● PROBLEM
Check every line in the records below for the word "Office" and report how many have it, nothing more.

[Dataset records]
···

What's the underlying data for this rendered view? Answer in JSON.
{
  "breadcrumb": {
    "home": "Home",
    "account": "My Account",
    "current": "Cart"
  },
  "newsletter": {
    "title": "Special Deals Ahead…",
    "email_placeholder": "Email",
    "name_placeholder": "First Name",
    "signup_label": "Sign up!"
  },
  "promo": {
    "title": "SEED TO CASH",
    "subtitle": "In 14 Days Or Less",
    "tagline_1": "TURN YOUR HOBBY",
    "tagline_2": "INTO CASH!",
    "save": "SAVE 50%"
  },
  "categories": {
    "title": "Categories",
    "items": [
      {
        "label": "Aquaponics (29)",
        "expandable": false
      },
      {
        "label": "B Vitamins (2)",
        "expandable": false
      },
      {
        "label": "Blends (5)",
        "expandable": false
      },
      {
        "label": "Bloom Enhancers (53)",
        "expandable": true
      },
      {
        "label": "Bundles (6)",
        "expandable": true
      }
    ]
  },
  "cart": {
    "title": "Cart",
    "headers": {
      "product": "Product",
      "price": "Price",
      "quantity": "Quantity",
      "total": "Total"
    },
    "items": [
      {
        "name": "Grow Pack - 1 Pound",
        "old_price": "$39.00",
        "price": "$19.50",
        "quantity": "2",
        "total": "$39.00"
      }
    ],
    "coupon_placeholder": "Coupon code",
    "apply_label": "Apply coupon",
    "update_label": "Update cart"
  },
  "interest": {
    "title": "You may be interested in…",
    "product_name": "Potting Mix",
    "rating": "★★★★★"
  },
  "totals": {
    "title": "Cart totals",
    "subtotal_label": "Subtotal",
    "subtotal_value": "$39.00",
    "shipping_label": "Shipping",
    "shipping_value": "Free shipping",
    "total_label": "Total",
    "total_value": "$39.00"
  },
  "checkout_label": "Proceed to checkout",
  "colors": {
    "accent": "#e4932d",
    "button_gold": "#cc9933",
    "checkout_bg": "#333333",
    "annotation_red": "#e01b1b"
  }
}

···

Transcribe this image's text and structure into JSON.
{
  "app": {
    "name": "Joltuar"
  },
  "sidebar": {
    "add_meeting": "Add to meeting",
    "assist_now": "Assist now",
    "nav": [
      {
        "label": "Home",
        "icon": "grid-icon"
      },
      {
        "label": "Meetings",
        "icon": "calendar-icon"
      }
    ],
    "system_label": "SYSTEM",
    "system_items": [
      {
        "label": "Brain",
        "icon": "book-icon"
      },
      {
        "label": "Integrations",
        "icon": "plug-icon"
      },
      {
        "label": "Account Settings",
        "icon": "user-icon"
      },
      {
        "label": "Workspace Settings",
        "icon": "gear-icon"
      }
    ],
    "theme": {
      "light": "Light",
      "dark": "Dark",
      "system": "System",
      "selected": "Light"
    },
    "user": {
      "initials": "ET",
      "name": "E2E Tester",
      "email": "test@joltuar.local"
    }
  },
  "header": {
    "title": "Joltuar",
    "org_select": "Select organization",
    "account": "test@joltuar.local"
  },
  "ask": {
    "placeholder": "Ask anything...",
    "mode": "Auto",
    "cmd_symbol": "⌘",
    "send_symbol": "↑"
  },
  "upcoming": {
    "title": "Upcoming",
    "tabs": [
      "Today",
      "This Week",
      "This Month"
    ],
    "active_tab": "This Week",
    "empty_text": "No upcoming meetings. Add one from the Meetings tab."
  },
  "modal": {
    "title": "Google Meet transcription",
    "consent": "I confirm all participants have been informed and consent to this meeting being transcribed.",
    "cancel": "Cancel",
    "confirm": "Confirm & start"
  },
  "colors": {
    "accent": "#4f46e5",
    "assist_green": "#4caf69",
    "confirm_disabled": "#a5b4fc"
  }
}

···

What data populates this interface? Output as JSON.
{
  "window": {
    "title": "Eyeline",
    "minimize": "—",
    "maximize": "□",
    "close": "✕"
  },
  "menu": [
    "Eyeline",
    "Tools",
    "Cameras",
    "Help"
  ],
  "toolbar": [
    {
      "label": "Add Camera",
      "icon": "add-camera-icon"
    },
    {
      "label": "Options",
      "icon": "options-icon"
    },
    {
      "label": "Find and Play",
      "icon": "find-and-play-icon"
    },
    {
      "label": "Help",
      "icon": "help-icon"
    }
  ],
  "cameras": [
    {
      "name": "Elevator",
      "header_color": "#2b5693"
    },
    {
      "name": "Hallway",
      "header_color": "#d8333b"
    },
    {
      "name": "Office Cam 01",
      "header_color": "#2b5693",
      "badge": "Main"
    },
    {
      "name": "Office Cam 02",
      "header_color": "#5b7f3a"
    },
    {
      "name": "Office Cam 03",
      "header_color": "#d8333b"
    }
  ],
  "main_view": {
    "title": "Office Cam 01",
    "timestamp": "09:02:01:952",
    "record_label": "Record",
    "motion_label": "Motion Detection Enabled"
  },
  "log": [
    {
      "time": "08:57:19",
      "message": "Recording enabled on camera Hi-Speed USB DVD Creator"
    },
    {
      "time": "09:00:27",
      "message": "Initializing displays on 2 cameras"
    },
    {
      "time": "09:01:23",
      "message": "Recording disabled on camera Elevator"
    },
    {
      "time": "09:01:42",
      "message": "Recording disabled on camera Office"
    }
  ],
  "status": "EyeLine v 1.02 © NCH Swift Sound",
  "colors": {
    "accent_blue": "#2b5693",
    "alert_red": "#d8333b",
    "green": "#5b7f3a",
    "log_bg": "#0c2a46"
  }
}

···

● THE OUTPUT
5